**Exercise**
Write out the whole listing below exactly, skipping each picture.

**Excerpted records**
/---

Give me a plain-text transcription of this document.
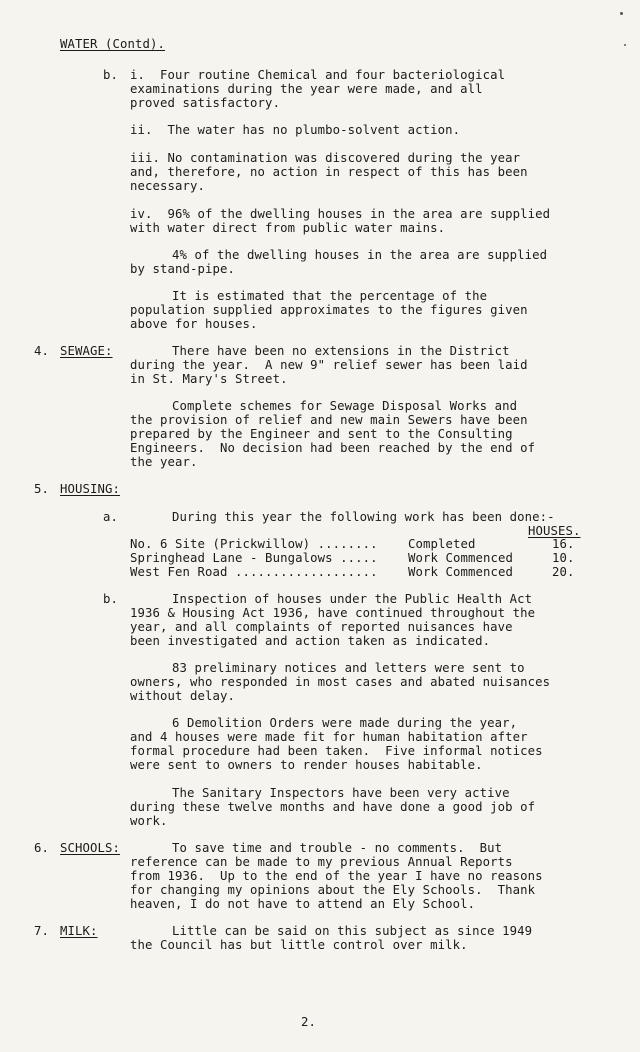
WATER (Contd).
b. i.  Four routine Chemical and four bacteriological
examinations during the year were made, and all
proved satisfactory.
ii.  The water has no plumbo-solvent action.
iii. No contamination was discovered during the year
and, therefore, no action in respect of this has been
necessary.
iv.  96% of the dwelling houses in the area are supplied
with water direct from public water mains.
4% of the dwelling houses in the area are supplied
by stand-pipe.
It is estimated that the percentage of the
population supplied approximates to the figures given
above for houses.
4. SEWAGE:	There have been no extensions in the District
during the year.  A new 9" relief sewer has been laid
in St. Mary's Street.
Complete schemes for Sewage Disposal Works and
the provision of relief and new main Sewers have been
prepared by the Engineer and sent to the Consulting
Engineers.  No decision had been reached by the end of
the year.
5. HOUSING:
a.	During this year the following work has been done:-
HOUSES.
No. 6 Site (Prickwillow) ........ Completed	16.
Springhead Lane - Bungalows ..... Work Commenced	10.
West Fen Road ................... Work Commenced	20.
b.	Inspection of houses under the Public Health Act
1936 & Housing Act 1936, have continued throughout the
year, and all complaints of reported nuisances have
been investigated and action taken as indicated.
83 preliminary notices and letters were sent to
owners, who responded in most cases and abated nuisances
without delay.
6 Demolition Orders were made during the year,
and 4 houses were made fit for human habitation after
formal procedure had been taken.  Five informal notices
were sent to owners to render houses habitable.
The Sanitary Inspectors have been very active
during these twelve months and have done a good job of
work.
6. SCHOOLS:	To save time and trouble - no comments.  But
reference can be made to my previous Annual Reports
from 1936.  Up to the end of the year I have no reasons
for changing my opinions about the Ely Schools.  Thank
heaven, I do not have to attend an Ely School.
7. MILK:	Little can be said on this subject as since 1949
the Council has but little control over milk.
2.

\---

**Exercise solution**
Give me a plain-text transcription of this document.
WATER (Contd).
b. i.  Four routine Chemical and four bacteriological
examinations during the year were made, and all
proved satisfactory.
ii.  The water has no plumbo-solvent action.
iii. No contamination was discovered during the year
and, therefore, no action in respect of this has been
necessary.
iv.  96% of the dwelling houses in the area are supplied
with water direct from public water mains.
4% of the dwelling houses in the area are supplied
by stand-pipe.
It is estimated that the percentage of the
population supplied approximates to the figures given
above for houses.
4. SEWAGE:	There have been no extensions in the District
during the year.  A new 9" relief sewer has been laid
in St. Mary's Street.
Complete schemes for Sewage Disposal Works and
the provision of relief and new main Sewers have been
prepared by the Engineer and sent to the Consulting
Engineers.  No decision had been reached by the end of
the year.
5. HOUSING:
a.	During this year the following work has been done:-
HOUSES.
No. 6 Site (Prickwillow) ........ Completed	16.
Springhead Lane - Bungalows ..... Work Commenced	10.
West Fen Road ................... Work Commenced	20.
b.	Inspection of houses under the Public Health Act
1936 & Housing Act 1936, have continued throughout the
year, and all complaints of reported nuisances have
been investigated and action taken as indicated.
83 preliminary notices and letters were sent to
owners, who responded in most cases and abated nuisances
without delay.
6 Demolition Orders were made during the year,
and 4 houses were made fit for human habitation after
formal procedure had been taken.  Five informal notices
were sent to owners to render houses habitable.
The Sanitary Inspectors have been very active
during these twelve months and have done a good job of
work.
6. SCHOOLS:	To save time and trouble - no comments.  But
reference can be made to my previous Annual Reports
from 1936.  Up to the end of the year I have no reasons
for changing my opinions about the Ely Schools.  Thank
heaven, I do not have to attend an Ely School.
7. MILK:	Little can be said on this subject as since 1949
the Council has but little control over milk.
2.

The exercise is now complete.